**EXERCISE:** Each entry must be reproduced precisely as it stands.

**EXTRACTED RECORDS:**

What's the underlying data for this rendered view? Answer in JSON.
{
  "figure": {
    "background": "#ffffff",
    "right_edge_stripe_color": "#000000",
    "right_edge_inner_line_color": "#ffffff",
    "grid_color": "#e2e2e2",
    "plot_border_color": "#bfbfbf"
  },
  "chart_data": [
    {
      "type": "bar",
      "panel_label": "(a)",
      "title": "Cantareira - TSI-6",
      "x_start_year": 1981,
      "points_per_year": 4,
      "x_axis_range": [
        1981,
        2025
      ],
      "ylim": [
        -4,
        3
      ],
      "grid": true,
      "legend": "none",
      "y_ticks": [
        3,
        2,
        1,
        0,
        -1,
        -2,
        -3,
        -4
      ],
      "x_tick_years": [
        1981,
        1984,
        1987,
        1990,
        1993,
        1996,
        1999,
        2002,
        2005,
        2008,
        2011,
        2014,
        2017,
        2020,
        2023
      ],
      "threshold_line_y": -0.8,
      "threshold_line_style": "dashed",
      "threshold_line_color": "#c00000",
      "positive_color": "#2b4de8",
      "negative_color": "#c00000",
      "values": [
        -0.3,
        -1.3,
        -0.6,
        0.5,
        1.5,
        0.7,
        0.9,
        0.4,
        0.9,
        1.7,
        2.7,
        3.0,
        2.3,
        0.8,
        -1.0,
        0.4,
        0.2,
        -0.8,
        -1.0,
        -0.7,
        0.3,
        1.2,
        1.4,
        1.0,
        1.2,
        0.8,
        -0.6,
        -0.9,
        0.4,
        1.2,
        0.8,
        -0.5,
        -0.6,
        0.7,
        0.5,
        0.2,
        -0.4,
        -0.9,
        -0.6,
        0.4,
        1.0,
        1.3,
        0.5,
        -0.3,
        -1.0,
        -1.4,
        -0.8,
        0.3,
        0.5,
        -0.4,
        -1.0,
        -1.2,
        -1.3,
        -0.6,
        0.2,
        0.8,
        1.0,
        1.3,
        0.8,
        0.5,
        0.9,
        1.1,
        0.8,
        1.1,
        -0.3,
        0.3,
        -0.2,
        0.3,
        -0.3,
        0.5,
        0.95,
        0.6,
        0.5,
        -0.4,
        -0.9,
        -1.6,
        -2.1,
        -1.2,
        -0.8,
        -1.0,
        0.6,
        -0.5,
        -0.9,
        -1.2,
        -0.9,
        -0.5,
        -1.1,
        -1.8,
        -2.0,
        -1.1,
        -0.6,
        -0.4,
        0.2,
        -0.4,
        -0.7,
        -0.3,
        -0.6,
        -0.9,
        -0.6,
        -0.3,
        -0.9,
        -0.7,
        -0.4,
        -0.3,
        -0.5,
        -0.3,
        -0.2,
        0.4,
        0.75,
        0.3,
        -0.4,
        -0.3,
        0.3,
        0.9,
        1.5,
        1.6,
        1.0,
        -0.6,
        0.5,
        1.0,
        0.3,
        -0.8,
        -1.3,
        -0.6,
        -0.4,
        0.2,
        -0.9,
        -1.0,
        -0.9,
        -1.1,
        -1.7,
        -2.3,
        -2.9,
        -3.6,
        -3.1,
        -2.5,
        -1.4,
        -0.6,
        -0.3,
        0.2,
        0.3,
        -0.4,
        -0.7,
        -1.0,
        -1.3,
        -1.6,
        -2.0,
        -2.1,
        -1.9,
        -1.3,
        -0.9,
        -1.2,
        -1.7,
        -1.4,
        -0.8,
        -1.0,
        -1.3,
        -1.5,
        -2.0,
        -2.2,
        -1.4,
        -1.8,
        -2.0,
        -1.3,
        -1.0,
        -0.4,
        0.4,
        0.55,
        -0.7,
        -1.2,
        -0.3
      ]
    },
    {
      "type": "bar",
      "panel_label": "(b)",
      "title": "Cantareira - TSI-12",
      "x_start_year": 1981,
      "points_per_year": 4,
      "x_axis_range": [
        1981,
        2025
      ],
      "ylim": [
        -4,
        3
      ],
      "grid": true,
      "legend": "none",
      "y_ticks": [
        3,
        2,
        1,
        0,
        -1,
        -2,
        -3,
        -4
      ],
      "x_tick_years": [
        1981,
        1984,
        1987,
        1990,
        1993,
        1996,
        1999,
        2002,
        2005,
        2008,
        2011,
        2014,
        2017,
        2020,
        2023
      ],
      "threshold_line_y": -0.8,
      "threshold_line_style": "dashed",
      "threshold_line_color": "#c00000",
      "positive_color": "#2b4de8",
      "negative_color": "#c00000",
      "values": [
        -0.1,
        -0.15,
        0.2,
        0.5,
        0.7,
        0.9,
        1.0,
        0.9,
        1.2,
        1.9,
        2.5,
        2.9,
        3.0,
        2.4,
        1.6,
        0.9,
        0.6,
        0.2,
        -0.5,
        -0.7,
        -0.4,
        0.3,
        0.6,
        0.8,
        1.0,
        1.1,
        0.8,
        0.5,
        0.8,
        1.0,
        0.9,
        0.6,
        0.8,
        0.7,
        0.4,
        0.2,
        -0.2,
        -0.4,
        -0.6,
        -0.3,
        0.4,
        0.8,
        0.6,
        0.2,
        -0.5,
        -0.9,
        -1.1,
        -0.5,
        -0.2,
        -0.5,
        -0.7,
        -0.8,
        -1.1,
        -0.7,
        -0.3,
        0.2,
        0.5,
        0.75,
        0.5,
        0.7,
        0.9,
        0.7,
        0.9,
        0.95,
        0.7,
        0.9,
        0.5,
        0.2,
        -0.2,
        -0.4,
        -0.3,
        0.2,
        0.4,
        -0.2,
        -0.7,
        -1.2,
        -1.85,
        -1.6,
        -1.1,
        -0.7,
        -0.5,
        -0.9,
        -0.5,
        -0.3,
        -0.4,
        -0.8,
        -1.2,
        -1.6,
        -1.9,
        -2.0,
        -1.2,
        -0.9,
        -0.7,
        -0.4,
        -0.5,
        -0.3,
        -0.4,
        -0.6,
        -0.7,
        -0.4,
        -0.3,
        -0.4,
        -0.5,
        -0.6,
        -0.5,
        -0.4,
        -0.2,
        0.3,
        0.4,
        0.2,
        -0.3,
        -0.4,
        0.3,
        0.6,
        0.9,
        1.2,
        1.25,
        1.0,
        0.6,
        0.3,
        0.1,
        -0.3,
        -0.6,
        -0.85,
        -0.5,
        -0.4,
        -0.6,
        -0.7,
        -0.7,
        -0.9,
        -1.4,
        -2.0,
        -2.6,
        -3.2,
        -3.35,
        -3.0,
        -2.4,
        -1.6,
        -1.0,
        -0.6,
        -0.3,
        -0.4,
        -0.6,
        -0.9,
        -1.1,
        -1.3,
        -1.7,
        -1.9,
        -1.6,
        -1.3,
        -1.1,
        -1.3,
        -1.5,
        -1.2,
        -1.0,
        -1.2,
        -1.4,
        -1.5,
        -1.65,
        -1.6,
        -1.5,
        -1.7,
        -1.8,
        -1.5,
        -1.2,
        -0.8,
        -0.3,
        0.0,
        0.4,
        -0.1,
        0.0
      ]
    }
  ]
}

**EXERCISE SOLUTION:**
What's the underlying data for this rendered view? Answer in JSON.
{
  "figure": {
    "background": "#ffffff",
    "right_edge_stripe_color": "#000000",
    "right_edge_inner_line_color": "#ffffff",
    "grid_color": "#e2e2e2",
    "plot_border_color": "#bfbfbf"
  },
  "chart_data": [
    {
      "type": "bar",
      "panel_label": "(a)",
      "title": "Cantareira - TSI-6",
      "x_start_year": 1981,
      "points_per_year": 4,
      "x_axis_range": [
        1981,
        2025
      ],
      "ylim": [
        -4,
        3
      ],
      "grid": true,
      "legend": "none",
      "y_ticks": [
        3,
        2,
        1,
        0,
        -1,
        -2,
        -3,
        -4
      ],
      "x_tick_years": [
        1981,
        1984,
        1987,
        1990,
        1993,
        1996,
        1999,
        2002,
        2005,
        2008,
        2011,
        2014,
        2017,
        2020,
        2023
      ],
      "threshold_line_y": -0.8,
      "threshold_line_style": "dashed",
      "threshold_line_color": "#c00000",
      "positive_color": "#2b4de8",
      "negative_color": "#c00000",
      "values": [
        -0.3,
        -1.3,
        -0.6,
        0.5,
        1.5,
        0.7,
        0.9,
        0.4,
        0.9,
        1.7,
        2.7,
        3.0,
        2.3,
        0.8,
        -1.0,
        0.4,
        0.2,
        -0.8,
        -1.0,
        -0.7,
        0.3,
        1.2,
        1.4,
        1.0,
        1.2,
        0.8,
        -0.6,
        -0.9,
        0.4,
        1.2,
        0.8,
        -0.5,
        -0.6,
        0.7,
        0.5,
        0.2,
        -0.4,
        -0.9,
        -0.6,
        0.4,
        1.0,
        1.3,
        0.5,
        -0.3,
        -1.0,
        -1.4,
        -0.8,
        0.3,
        0.5,
        -0.4,
        -1.0,
        -1.2,
        -1.3,
        -0.6,
        0.2,
        0.8,
        1.0,
        1.3,
        0.8,
        0.5,
        0.9,
        1.1,
        0.8,
        1.1,
        -0.3,
        0.3,
        -0.2,
        0.3,
        -0.3,
        0.5,
        0.95,
        0.6,
        0.5,
        -0.4,
        -0.9,
        -1.6,
        -2.1,
        -1.2,
        -0.8,
        -1.0,
        0.6,
        -0.5,
        -0.9,
        -1.2,
        -0.9,
        -0.5,
        -1.1,
        -1.8,
        -2.0,
        -1.1,
        -0.6,
        -0.4,
        0.2,
        -0.4,
        -0.7,
        -0.3,
        -0.6,
        -0.9,
        -0.6,
        -0.3,
        -0.9,
        -0.7,
        -0.4,
        -0.3,
        -0.5,
        -0.3,
        -0.2,
        0.4,
        0.75,
        0.3,
        -0.4,
        -0.3,
        0.3,
        0.9,
        1.5,
        1.6,
        1.0,
        -0.6,
        0.5,
        1.0,
        0.3,
        -0.8,
        -1.3,
        -0.6,
        -0.4,
        0.2,
        -0.9,
        -1.0,
        -0.9,
        -1.1,
        -1.7,
        -2.3,
        -2.9,
        -3.6,
        -3.1,
        -2.5,
        -1.4,
        -0.6,
        -0.3,
        0.2,
        0.3,
        -0.4,
        -0.7,
        -1.0,
        -1.3,
        -1.6,
        -2.0,
        -2.1,
        -1.9,
        -1.3,
        -0.9,
        -1.2,
        -1.7,
        -1.4,
        -0.8,
        -1.0,
        -1.3,
        -1.5,
        -2.0,
        -2.2,
        -1.4,
        -1.8,
        -2.0,
        -1.3,
        -1.0,
        -0.4,
        0.4,
        0.55,
        -0.7,
        -1.2,
        -0.3
      ]
    },
    {
      "type": "bar",
      "panel_label": "(b)",
      "title": "Cantareira - TSI-12",
      "x_start_year": 1981,
      "points_per_year": 4,
      "x_axis_range": [
        1981,
        2025
      ],
      "ylim": [
        -4,
        3
      ],
      "grid": true,
      "legend": "none",
      "y_ticks": [
        3,
        2,
        1,
        0,
        -1,
        -2,
        -3,
        -4
      ],
      "x_tick_years": [
        1981,
        1984,
        1987,
        1990,
        1993,
        1996,
        1999,
        2002,
        2005,
        2008,
        2011,
        2014,
        2017,
        2020,
        2023
      ],
      "threshold_line_y": -0.8,
      "threshold_line_style": "dashed",
      "threshold_line_color": "#c00000",
      "positive_color": "#2b4de8",
      "negative_color": "#c00000",
      "values": [
        -0.1,
        -0.15,
        0.2,
        0.5,
        0.7,
        0.9,
        1.0,
        0.9,
        1.2,
        1.9,
        2.5,
        2.9,
        3.0,
        2.4,
        1.6,
        0.9,
        0.6,
        0.2,
        -0.5,
        -0.7,
        -0.4,
        0.3,
        0.6,
        0.8,
        1.0,
        1.1,
        0.8,
        0.5,
        0.8,
        1.0,
        0.9,
        0.6,
        0.8,
        0.7,
        0.4,
        0.2,
        -0.2,
        -0.4,
        -0.6,
        -0.3,
        0.4,
        0.8,
        0.6,
        0.2,
        -0.5,
        -0.9,
        -1.1,
        -0.5,
        -0.2,
        -0.5,
        -0.7,
        -0.8,
        -1.1,
        -0.7,
        -0.3,
        0.2,
        0.5,
        0.75,
        0.5,
        0.7,
        0.9,
        0.7,
        0.9,
        0.95,
        0.7,
        0.9,
        0.5,
        0.2,
        -0.2,
        -0.4,
        -0.3,
        0.2,
        0.4,
        -0.2,
        -0.7,
        -1.2,
        -1.85,
        -1.6,
        -1.1,
        -0.7,
        -0.5,
        -0.9,
        -0.5,
        -0.3,
        -0.4,
        -0.8,
        -1.2,
        -1.6,
        -1.9,
        -2.0,
        -1.2,
        -0.9,
        -0.7,
        -0.4,
        -0.5,
        -0.3,
        -0.4,
        -0.6,
        -0.7,
        -0.4,
        -0.3,
        -0.4,
        -0.5,
        -0.6,
        -0.5,
        -0.4,
        -0.2,
        0.3,
        0.4,
        0.2,
        -0.3,
        -0.4,
        0.3,
        0.6,
        0.9,
        1.2,
        1.25,
        1.0,
        0.6,
        0.3,
        0.1,
        -0.3,
        -0.6,
        -0.85,
        -0.5,
        -0.4,
        -0.6,
        -0.7,
        -0.7,
        -0.9,
        -1.4,
        -2.0,
        -2.6,
        -3.2,
        -3.35,
        -3.0,
        -2.4,
        -1.6,
        -1.0,
        -0.6,
        -0.3,
        -0.4,
        -0.6,
        -0.9,
        -1.1,
        -1.3,
        -1.7,
        -1.9,
        -1.6,
        -1.3,
        -1.1,
        -1.3,
        -1.5,
        -1.2,
        -1.0,
        -1.2,
        -1.4,
        -1.5,
        -1.65,
        -1.6,
        -1.5,
        -1.7,
        -1.8,
        -1.5,
        -1.2,
        -0.8,
        -0.3,
        0.0,
        0.4,
        -0.1,
        0.0
      ]
    }
  ]
}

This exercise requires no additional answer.